Repeat the listing in full. Nothing may be added or left out.

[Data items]
++++++

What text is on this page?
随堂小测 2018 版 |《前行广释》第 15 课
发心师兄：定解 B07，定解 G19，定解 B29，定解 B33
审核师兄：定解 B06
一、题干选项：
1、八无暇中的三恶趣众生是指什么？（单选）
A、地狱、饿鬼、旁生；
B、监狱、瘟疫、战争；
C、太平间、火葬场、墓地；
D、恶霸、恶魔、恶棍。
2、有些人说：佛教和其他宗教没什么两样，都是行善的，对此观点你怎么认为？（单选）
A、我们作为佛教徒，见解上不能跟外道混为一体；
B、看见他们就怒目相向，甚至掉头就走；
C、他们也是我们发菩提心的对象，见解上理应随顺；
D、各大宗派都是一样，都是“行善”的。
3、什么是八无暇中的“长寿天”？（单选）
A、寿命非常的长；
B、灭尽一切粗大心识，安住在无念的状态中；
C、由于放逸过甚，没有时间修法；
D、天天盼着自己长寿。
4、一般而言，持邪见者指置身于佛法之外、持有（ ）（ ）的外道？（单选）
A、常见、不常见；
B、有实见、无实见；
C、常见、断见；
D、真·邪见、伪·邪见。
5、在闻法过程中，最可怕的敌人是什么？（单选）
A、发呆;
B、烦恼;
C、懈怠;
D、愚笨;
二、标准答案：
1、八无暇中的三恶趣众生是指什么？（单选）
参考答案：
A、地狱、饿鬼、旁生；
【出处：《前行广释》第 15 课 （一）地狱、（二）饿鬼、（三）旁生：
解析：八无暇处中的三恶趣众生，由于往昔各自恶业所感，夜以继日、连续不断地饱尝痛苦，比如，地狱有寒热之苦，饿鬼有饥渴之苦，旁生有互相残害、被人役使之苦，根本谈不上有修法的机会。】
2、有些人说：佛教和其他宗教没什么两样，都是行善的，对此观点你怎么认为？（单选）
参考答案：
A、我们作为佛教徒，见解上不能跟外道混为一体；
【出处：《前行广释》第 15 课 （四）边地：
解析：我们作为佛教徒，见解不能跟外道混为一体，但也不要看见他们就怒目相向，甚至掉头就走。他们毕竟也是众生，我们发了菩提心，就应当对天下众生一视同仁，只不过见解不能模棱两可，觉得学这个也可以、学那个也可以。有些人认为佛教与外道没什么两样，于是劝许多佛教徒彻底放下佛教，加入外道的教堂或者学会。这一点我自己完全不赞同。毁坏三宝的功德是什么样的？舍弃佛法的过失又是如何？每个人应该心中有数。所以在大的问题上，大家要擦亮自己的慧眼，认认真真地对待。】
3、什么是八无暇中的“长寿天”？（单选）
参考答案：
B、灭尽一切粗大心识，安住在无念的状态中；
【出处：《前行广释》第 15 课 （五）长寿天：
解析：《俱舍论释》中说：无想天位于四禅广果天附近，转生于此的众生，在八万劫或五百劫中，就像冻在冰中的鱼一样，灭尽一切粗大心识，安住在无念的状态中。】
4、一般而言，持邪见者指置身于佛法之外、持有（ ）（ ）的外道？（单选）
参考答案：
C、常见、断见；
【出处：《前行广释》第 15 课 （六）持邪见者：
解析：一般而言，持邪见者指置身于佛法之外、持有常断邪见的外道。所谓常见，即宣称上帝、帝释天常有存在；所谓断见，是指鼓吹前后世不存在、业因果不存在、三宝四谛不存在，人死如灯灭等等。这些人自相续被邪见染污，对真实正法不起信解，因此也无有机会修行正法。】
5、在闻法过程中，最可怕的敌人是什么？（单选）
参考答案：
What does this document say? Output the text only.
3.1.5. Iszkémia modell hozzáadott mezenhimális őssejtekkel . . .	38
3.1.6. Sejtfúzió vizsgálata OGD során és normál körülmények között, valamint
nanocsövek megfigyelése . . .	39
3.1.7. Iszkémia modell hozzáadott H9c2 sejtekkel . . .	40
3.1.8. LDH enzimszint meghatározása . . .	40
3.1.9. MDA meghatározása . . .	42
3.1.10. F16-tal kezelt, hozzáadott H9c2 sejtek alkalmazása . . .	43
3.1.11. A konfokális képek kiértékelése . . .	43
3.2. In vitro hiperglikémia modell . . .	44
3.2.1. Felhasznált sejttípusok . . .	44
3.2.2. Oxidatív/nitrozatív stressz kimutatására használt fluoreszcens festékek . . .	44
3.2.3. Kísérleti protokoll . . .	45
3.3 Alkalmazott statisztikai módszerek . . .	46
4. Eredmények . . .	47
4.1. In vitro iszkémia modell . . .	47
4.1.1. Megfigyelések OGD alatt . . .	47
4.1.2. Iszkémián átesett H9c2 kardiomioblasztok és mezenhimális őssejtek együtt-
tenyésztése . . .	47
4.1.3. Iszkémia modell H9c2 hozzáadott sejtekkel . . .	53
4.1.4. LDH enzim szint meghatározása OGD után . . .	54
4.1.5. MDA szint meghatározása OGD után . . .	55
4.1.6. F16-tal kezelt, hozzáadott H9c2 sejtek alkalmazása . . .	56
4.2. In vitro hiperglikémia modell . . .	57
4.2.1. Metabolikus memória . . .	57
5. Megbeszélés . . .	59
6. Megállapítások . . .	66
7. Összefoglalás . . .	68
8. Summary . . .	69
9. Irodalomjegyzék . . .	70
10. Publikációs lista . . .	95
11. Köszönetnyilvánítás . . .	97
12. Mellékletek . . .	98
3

++++++

_Complete response:_
What text is on this page?
随堂小测 2018 版 |《前行广释》第 15 课
发心师兄：定解 B07，定解 G19，定解 B29，定解 B33
审核师兄：定解 B06
一、题干选项：
1、八无暇中的三恶趣众生是指什么？（单选）
A、地狱、饿鬼、旁生；
B、监狱、瘟疫、战争；
C、太平间、火葬场、墓地；
D、恶霸、恶魔、恶棍。
2、有些人说：佛教和其他宗教没什么两样，都是行善的，对此观点你怎么认为？（单选）
A、我们作为佛教徒，见解上不能跟外道混为一体；
B、看见他们就怒目相向，甚至掉头就走；
C、他们也是我们发菩提心的对象，见解上理应随顺；
D、各大宗派都是一样，都是“行善”的。
3、什么是八无暇中的“长寿天”？（单选）
A、寿命非常的长；
B、灭尽一切粗大心识，安住在无念的状态中；
C、由于放逸过甚，没有时间修法；
D、天天盼着自己长寿。
4、一般而言，持邪见者指置身于佛法之外、持有（ ）（ ）的外道？（单选）
A、常见、不常见；
B、有实见、无实见；
C、常见、断见；
D、真·邪见、伪·邪见。
5、在闻法过程中，最可怕的敌人是什么？（单选）
A、发呆;
B、烦恼;
C、懈怠;
D、愚笨;
二、标准答案：
1、八无暇中的三恶趣众生是指什么？（单选）
参考答案：
A、地狱、饿鬼、旁生；
【出处：《前行广释》第 15 课 （一）地狱、（二）饿鬼、（三）旁生：
解析：八无暇处中的三恶趣众生，由于往昔各自恶业所感，夜以继日、连续不断地饱尝痛苦，比如，地狱有寒热之苦，饿鬼有饥渴之苦，旁生有互相残害、被人役使之苦，根本谈不上有修法的机会。】
2、有些人说：佛教和其他宗教没什么两样，都是行善的，对此观点你怎么认为？（单选）
参考答案：
A、我们作为佛教徒，见解上不能跟外道混为一体；
【出处：《前行广释》第 15 课 （四）边地：
解析：我们作为佛教徒，见解不能跟外道混为一体，但也不要看见他们就怒目相向，甚至掉头就走。他们毕竟也是众生，我们发了菩提心，就应当对天下众生一视同仁，只不过见解不能模棱两可，觉得学这个也可以、学那个也可以。有些人认为佛教与外道没什么两样，于是劝许多佛教徒彻底放下佛教，加入外道的教堂或者学会。这一点我自己完全不赞同。毁坏三宝的功德是什么样的？舍弃佛法的过失又是如何？每个人应该心中有数。所以在大的问题上，大家要擦亮自己的慧眼，认认真真地对待。】
3、什么是八无暇中的“长寿天”？（单选）
参考答案：
B、灭尽一切粗大心识，安住在无念的状态中；
【出处：《前行广释》第 15 课 （五）长寿天：
解析：《俱舍论释》中说：无想天位于四禅广果天附近，转生于此的众生，在八万劫或五百劫中，就像冻在冰中的鱼一样，灭尽一切粗大心识，安住在无念的状态中。】
4、一般而言，持邪见者指置身于佛法之外、持有（ ）（ ）的外道？（单选）
参考答案：
C、常见、断见；
【出处：《前行广释》第 15 课 （六）持邪见者：
解析：一般而言，持邪见者指置身于佛法之外、持有常断邪见的外道。所谓常见，即宣称上帝、帝释天常有存在；所谓断见，是指鼓吹前后世不存在、业因果不存在、三宝四谛不存在，人死如灯灭等等。这些人自相续被邪见染污，对真实正法不起信解，因此也无有机会修行正法。】
5、在闻法过程中，最可怕的敌人是什么？（单选）
参考答案：
What does this document say? Output the text only.
3.1.5. Iszkémia modell hozzáadott mezenhimális őssejtekkel . . .	38
3.1.6. Sejtfúzió vizsgálata OGD során és normál körülmények között, valamint
nanocsövek megfigyelése . . .	39
3.1.7. Iszkémia modell hozzáadott H9c2 sejtekkel . . .	40
3.1.8. LDH enzimszint meghatározása . . .	40
3.1.9. MDA meghatározása . . .	42
3.1.10. F16-tal kezelt, hozzáadott H9c2 sejtek alkalmazása . . .	43
3.1.11. A konfokális képek kiértékelése . . .	43
3.2. In vitro hiperglikémia modell . . .	44
3.2.1. Felhasznált sejttípusok . . .	44
3.2.2. Oxidatív/nitrozatív stressz kimutatására használt fluoreszcens festékek . . .	44
3.2.3. Kísérleti protokoll . . .	45
3.3 Alkalmazott statisztikai módszerek . . .	46
4. Eredmények . . .	47
4.1. In vitro iszkémia modell . . .	47
4.1.1. Megfigyelések OGD alatt . . .	47
4.1.2. Iszkémián átesett H9c2 kardiomioblasztok és mezenhimális őssejtek együtt-
tenyésztése . . .	47
4.1.3. Iszkémia modell H9c2 hozzáadott sejtekkel . . .	53
4.1.4. LDH enzim szint meghatározása OGD után . . .	54
4.1.5. MDA szint meghatározása OGD után . . .	55
4.1.6. F16-tal kezelt, hozzáadott H9c2 sejtek alkalmazása . . .	56
4.2. In vitro hiperglikémia modell . . .	57
4.2.1. Metabolikus memória . . .	57
5. Megbeszélés . . .	59
6. Megállapítások . . .	66
7. Összefoglalás . . .	68
8. Summary . . .	69
9. Irodalomjegyzék . . .	70
10. Publikációs lista . . .	95
11. Köszönetnyilvánítás . . .	97
12. Mellékletek . . .	98
3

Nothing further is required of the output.